REQUIREMENTS: Copy each record exactly as it reads, leaving out any pictures it holds.

Source data
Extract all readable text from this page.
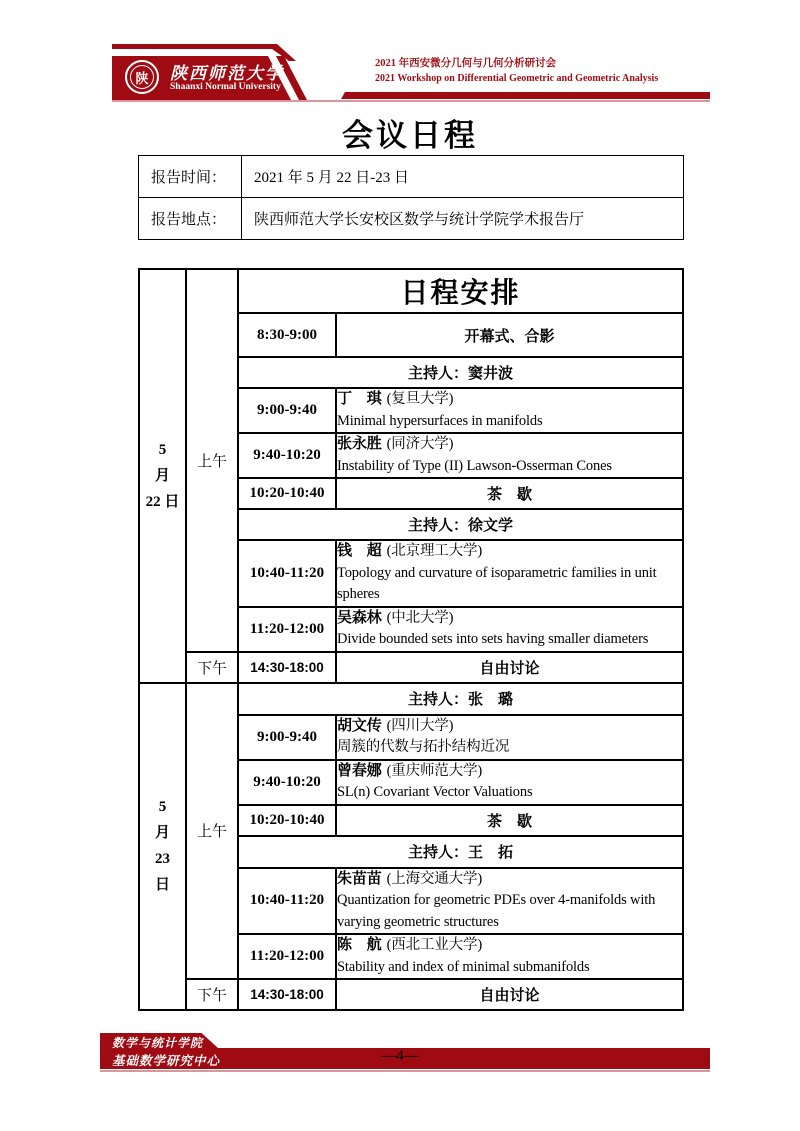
陕	陕西师范大学
Shaanxi Normal University
2021 年西安微分几何与几何分析研讨会
2021 Workshop on Differential Geometric and Geometric Analysis
会议日程
报告时间：	2021 年 5 月 22 日-23 日
报告地点：	陕西师范大学长安校区数学与统计学院学术报告厅
5
月
22 日	上午	日程安排	
		8:30-9:00	开幕式、合影
		主持人：窦井波	
		9:00-9:40	丁　琪 (复旦大学)
Minimal hypersurfaces in manifolds

		9:40-10:20	张永胜 (同济大学)
Instability of Type (II) Lawson-Osserman Cones

		10:20-10:40	茶　歇
		主持人：徐文学	
		10:40-11:20	钱　超 (北京理工大学)
Topology and curvature of isoparametric families in unit spheres

		11:20-12:00	吴森林 (中北大学)
Divide bounded sets into sets having smaller diameters

	下午	14:30-18:00	自由讨论

5
月
23
日	上午	主持人：张　璐	
		9:00-9:40	胡文传 (四川大学)
周簇的代数与拓扑结构近况

		9:40-10:20	曾春娜 (重庆师范大学)
SL(n) Covariant Vector Valuations

		10:20-10:40	茶　歇
		主持人：王　拓	
		10:40-11:20	朱苗苗 (上海交通大学)
Quantization for geometric PDEs over 4-manifolds with varying geometric structures

		11:20-12:00	陈　航 (西北工业大学)
Stability and index of minimal submanifolds

	下午	14:30-18:00	自由讨论
数学与统计学院
基础数学研究中心	—4—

REPLY TO THE TASK:
Extract all readable text from this page.
陕	陕西师范大学
Shaanxi Normal University
2021 年西安微分几何与几何分析研讨会
2021 Workshop on Differential Geometric and Geometric Analysis
会议日程
报告时间：	2021 年 5 月 22 日-23 日
报告地点：	陕西师范大学长安校区数学与统计学院学术报告厅
5
月
22 日	上午	日程安排	
		8:30-9:00	开幕式、合影
		主持人：窦井波	
		9:00-9:40	丁　琪 (复旦大学)
Minimal hypersurfaces in manifolds

		9:40-10:20	张永胜 (同济大学)
Instability of Type (II) Lawson-Osserman Cones

		10:20-10:40	茶　歇
		主持人：徐文学	
		10:40-11:20	钱　超 (北京理工大学)
Topology and curvature of isoparametric families in unit spheres

		11:20-12:00	吴森林 (中北大学)
Divide bounded sets into sets having smaller diameters

	下午	14:30-18:00	自由讨论

5
月
23
日	上午	主持人：张　璐	
		9:00-9:40	胡文传 (四川大学)
周簇的代数与拓扑结构近况

		9:40-10:20	曾春娜 (重庆师范大学)
SL(n) Covariant Vector Valuations

		10:20-10:40	茶　歇
		主持人：王　拓	
		10:40-11:20	朱苗苗 (上海交通大学)
Quantization for geometric PDEs over 4-manifolds with varying geometric structures

		11:20-12:00	陈　航 (西北工业大学)
Stability and index of minimal submanifolds

	下午	14:30-18:00	自由讨论
数学与统计学院
基础数学研究中心	—4—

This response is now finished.